» **What to produce**: All entries are to be quoted exactly; the images stay out of the copy.

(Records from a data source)
----------
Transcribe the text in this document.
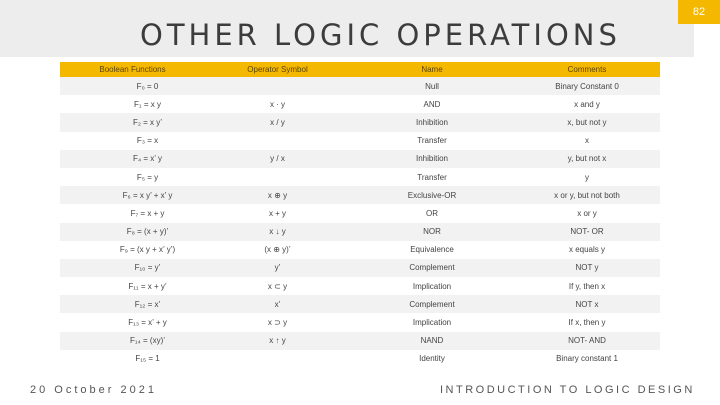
OTHER LOGIC OPERATIONS
82
Boolean Functions	Operator Symbol	Name	Comments
F₀ = 0		Null	Binary Constant 0
F₁ = x y	x · y	AND	x and y
F₂ = x y’	x / y	Inhibition	x, but not y
F₃ = x		Transfer	x
F₄ = x’ y	y / x	Inhibition	y, but not x
F₅ = y		Transfer	y
F₆ = x y’ + x’ y	x ⊕ y	Exclusive-OR	x or y, but not both
F₇ = x + y	x + y	OR	x or y
F₈ = (x + y)’	x ↓ y	NOR	NOT- OR
F₉ = (x y + x’ y’)	(x ⊕ y)’	Equivalence	x equals y
F₁₀ = y’	y’	Complement	NOT y
F₁₁ = x + y’	x ⊂ y	Implication	If y, then x
F₁₂ = x’	x’	Complement	NOT x
F₁₃ = x’ + y	x ⊃ y	Implication	If x, then y
F₁₄ = (xy)’	x ↑ y	NAND	NOT- AND
F₁₅ = 1		Identity	Binary constant 1
20 October 2021	INTRODUCTION TO LOGIC DESIGN
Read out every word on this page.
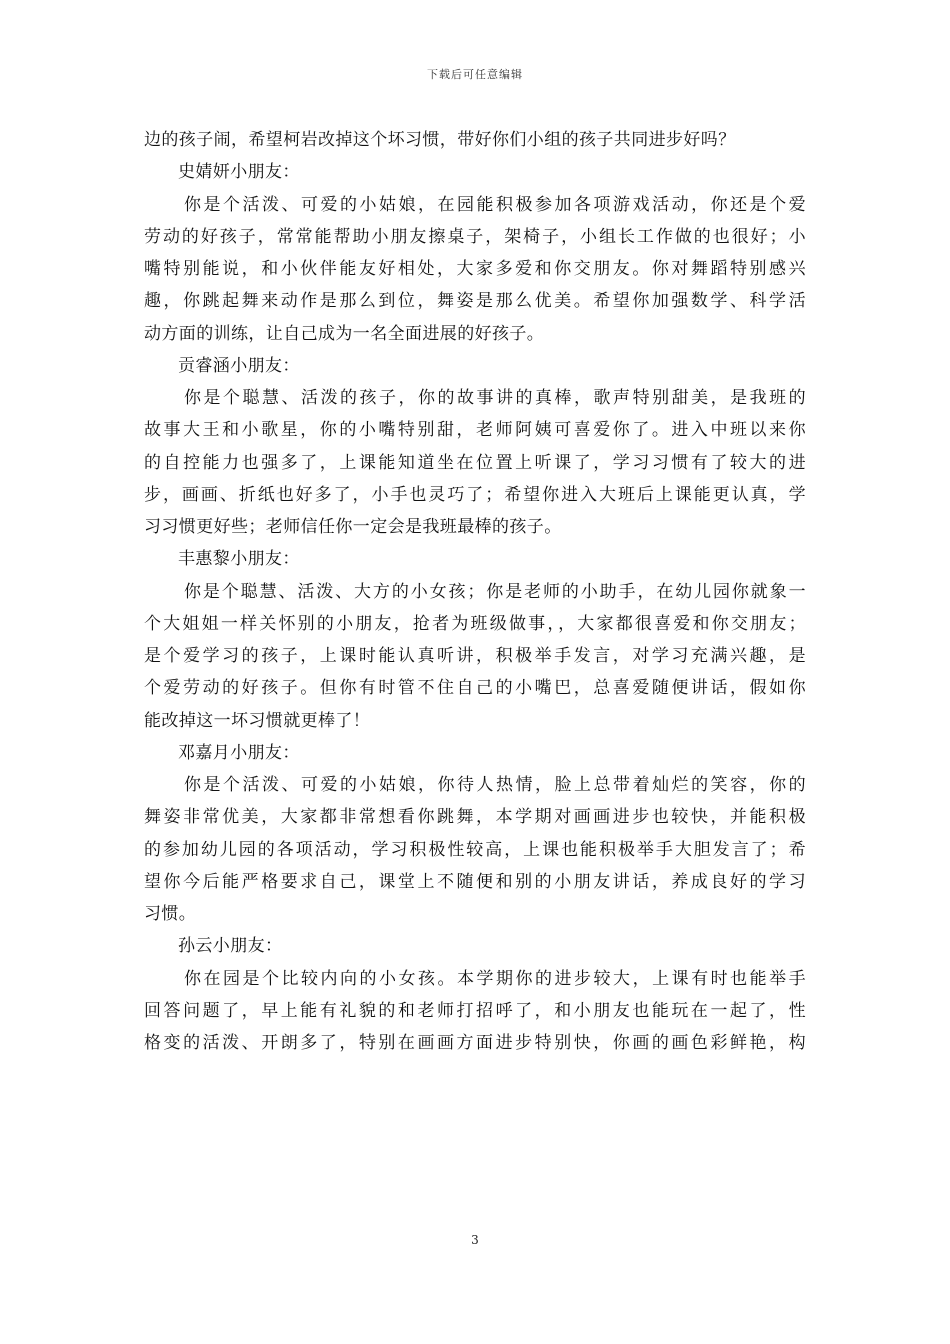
下载后可任意编辑
边的孩子闹，希望柯岩改掉这个坏习惯，带好你们小组的孩子共同进步好吗？
史婧妍小朋友：
你是个活泼、可爱的小姑娘，在园能积极参加各项游戏活动，你还是个爱
劳动的好孩子，常常能帮助小朋友擦桌子，架椅子，小组长工作做的也很好；小
嘴特别能说，和小伙伴能友好相处，大家多爱和你交朋友。你对舞蹈特别感兴
趣，你跳起舞来动作是那么到位，舞姿是那么优美。希望你加强数学、科学活
动方面的训练，让自己成为一名全面进展的好孩子。
贡睿涵小朋友：
你是个聪慧、活泼的孩子，你的故事讲的真棒，歌声特别甜美，是我班的
故事大王和小歌星，你的小嘴特别甜，老师阿姨可喜爱你了。进入中班以来你
的自控能力也强多了，上课能知道坐在位置上听课了，学习习惯有了较大的进
步，画画、折纸也好多了，小手也灵巧了；希望你进入大班后上课能更认真，学
习习惯更好些；老师信任你一定会是我班最棒的孩子。
丰惠黎小朋友：
你是个聪慧、活泼、大方的小女孩；你是老师的小助手，在幼儿园你就象一
个大姐姐一样关怀别的小朋友，抢者为班级做事，，大家都很喜爱和你交朋友；
是个爱学习的孩子，上课时能认真听讲，积极举手发言，对学习充满兴趣，是
个爱劳动的好孩子。但你有时管不住自己的小嘴巴，总喜爱随便讲话，假如你
能改掉这一坏习惯就更棒了！
邓嘉月小朋友：
你是个活泼、可爱的小姑娘，你待人热情，脸上总带着灿烂的笑容，你的
舞姿非常优美，大家都非常想看你跳舞，本学期对画画进步也较快，并能积极
的参加幼儿园的各项活动，学习积极性较高，上课也能积极举手大胆发言了；希
望你今后能严格要求自己，课堂上不随便和别的小朋友讲话，养成良好的学习
习惯。
孙云小朋友：
你在园是个比较内向的小女孩。本学期你的进步较大，上课有时也能举手
回答问题了，早上能有礼貌的和老师打招呼了，和小朋友也能玩在一起了，性
格变的活泼、开朗多了，特别在画画方面进步特别快，你画的画色彩鲜艳，构
3
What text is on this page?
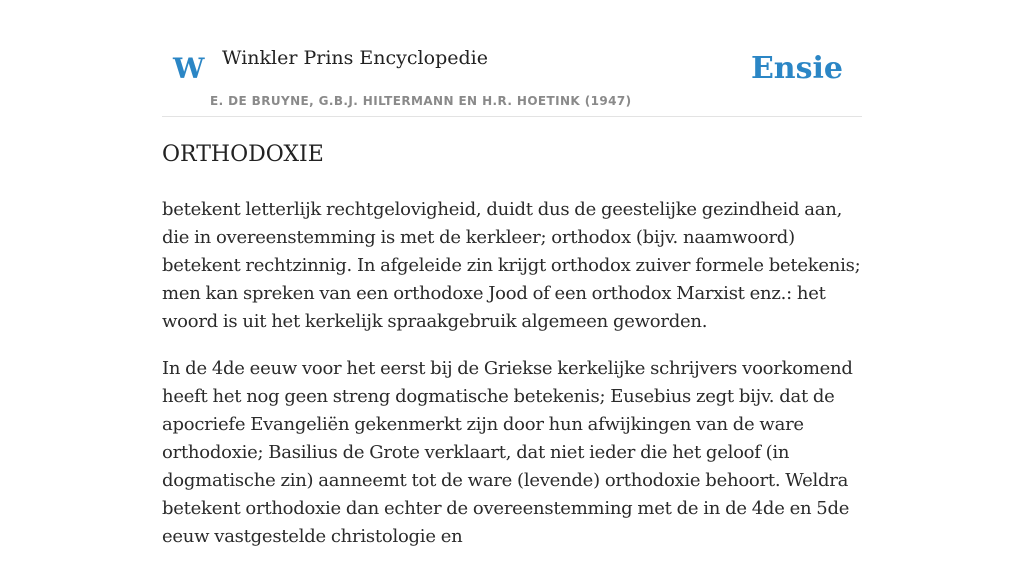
W Winkler Prins Encyclopedie
E. DE BRUYNE, G.B.J. HILTERMANN EN H.R. HOETINK (1947)
Ensie
ORTHODOXIE

betekent letterlijk rechtgelovigheid, duidt dus de geestelijke gezindheid aan, die in overeenstemming is met de kerkleer; orthodox (bijv. naamwoord) betekent rechtzinnig. In afgeleide zin krijgt orthodox zuiver formele betekenis; men kan spreken van een orthodoxe Jood of een orthodox Marxist enz.: het woord is uit het kerkelijk spraakgebruik algemeen geworden.

In de 4de eeuw voor het eerst bij de Griekse kerkelijke schrijvers voorkomend heeft het nog geen streng dogmatische betekenis; Eusebius zegt bijv. dat de apocriefe Evangeliën gekenmerkt zijn door hun afwijkingen van de ware orthodoxie; Basilius de Grote verklaart, dat niet ieder die het geloof (in dogmatische zin) aanneemt tot de ware (levende) orthodoxie behoort. Weldra betekent orthodoxie dan echter de overeenstemming met de in de 4de en 5de eeuw vastgestelde christologie en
----------
» **Answer to the problem**:
Transcribe the text in this document.
OTHER LOGIC OPERATIONS
82
Boolean Functions	Operator Symbol	Name	Comments
F₀ = 0		Null	Binary Constant 0
F₁ = x y	x · y	AND	x and y
F₂ = x y’	x / y	Inhibition	x, but not y
F₃ = x		Transfer	x
F₄ = x’ y	y / x	Inhibition	y, but not x
F₅ = y		Transfer	y
F₆ = x y’ + x’ y	x ⊕ y	Exclusive-OR	x or y, but not both
F₇ = x + y	x + y	OR	x or y
F₈ = (x + y)’	x ↓ y	NOR	NOT- OR
F₉ = (x y + x’ y’)	(x ⊕ y)’	Equivalence	x equals y
F₁₀ = y’	y’	Complement	NOT y
F₁₁ = x + y’	x ⊂ y	Implication	If y, then x
F₁₂ = x’	x’	Complement	NOT x
F₁₃ = x’ + y	x ⊃ y	Implication	If x, then y
F₁₄ = (xy)’	x ↑ y	NAND	NOT- AND
F₁₅ = 1		Identity	Binary constant 1
20 October 2021	INTRODUCTION TO LOGIC DESIGN
Read out every word on this page.
下载后可任意编辑
边的孩子闹，希望柯岩改掉这个坏习惯，带好你们小组的孩子共同进步好吗？
史婧妍小朋友：
你是个活泼、可爱的小姑娘，在园能积极参加各项游戏活动，你还是个爱
劳动的好孩子，常常能帮助小朋友擦桌子，架椅子，小组长工作做的也很好；小
嘴特别能说，和小伙伴能友好相处，大家多爱和你交朋友。你对舞蹈特别感兴
趣，你跳起舞来动作是那么到位，舞姿是那么优美。希望你加强数学、科学活
动方面的训练，让自己成为一名全面进展的好孩子。
贡睿涵小朋友：
你是个聪慧、活泼的孩子，你的故事讲的真棒，歌声特别甜美，是我班的
故事大王和小歌星，你的小嘴特别甜，老师阿姨可喜爱你了。进入中班以来你
的自控能力也强多了，上课能知道坐在位置上听课了，学习习惯有了较大的进
步，画画、折纸也好多了，小手也灵巧了；希望你进入大班后上课能更认真，学
习习惯更好些；老师信任你一定会是我班最棒的孩子。
丰惠黎小朋友：
你是个聪慧、活泼、大方的小女孩；你是老师的小助手，在幼儿园你就象一
个大姐姐一样关怀别的小朋友，抢者为班级做事，，大家都很喜爱和你交朋友；
是个爱学习的孩子，上课时能认真听讲，积极举手发言，对学习充满兴趣，是
个爱劳动的好孩子。但你有时管不住自己的小嘴巴，总喜爱随便讲话，假如你
能改掉这一坏习惯就更棒了！
邓嘉月小朋友：
你是个活泼、可爱的小姑娘，你待人热情，脸上总带着灿烂的笑容，你的
舞姿非常优美，大家都非常想看你跳舞，本学期对画画进步也较快，并能积极
的参加幼儿园的各项活动，学习积极性较高，上课也能积极举手大胆发言了；希
望你今后能严格要求自己，课堂上不随便和别的小朋友讲话，养成良好的学习
习惯。
孙云小朋友：
你在园是个比较内向的小女孩。本学期你的进步较大，上课有时也能举手
回答问题了，早上能有礼貌的和老师打招呼了，和小朋友也能玩在一起了，性
格变的活泼、开朗多了，特别在画画方面进步特别快，你画的画色彩鲜艳，构
3
What text is on this page?
W Winkler Prins Encyclopedie
E. DE BRUYNE, G.B.J. HILTERMANN EN H.R. HOETINK (1947)
Ensie
ORTHODOXIE

betekent letterlijk rechtgelovigheid, duidt dus de geestelijke gezindheid aan, die in overeenstemming is met de kerkleer; orthodox (bijv. naamwoord) betekent rechtzinnig. In afgeleide zin krijgt orthodox zuiver formele betekenis; men kan spreken van een orthodoxe Jood of een orthodox Marxist enz.: het woord is uit het kerkelijk spraakgebruik algemeen geworden.

In de 4de eeuw voor het eerst bij de Griekse kerkelijke schrijvers voorkomend heeft het nog geen streng dogmatische betekenis; Eusebius zegt bijv. dat de apocriefe Evangeliën gekenmerkt zijn door hun afwijkingen van de ware orthodoxie; Basilius de Grote verklaart, dat niet ieder die het geloof (in dogmatische zin) aanneemt tot de ware (levende) orthodoxie behoort. Weldra betekent orthodoxie dan echter de overeenstemming met de in de 4de en 5de eeuw vastgestelde christologie en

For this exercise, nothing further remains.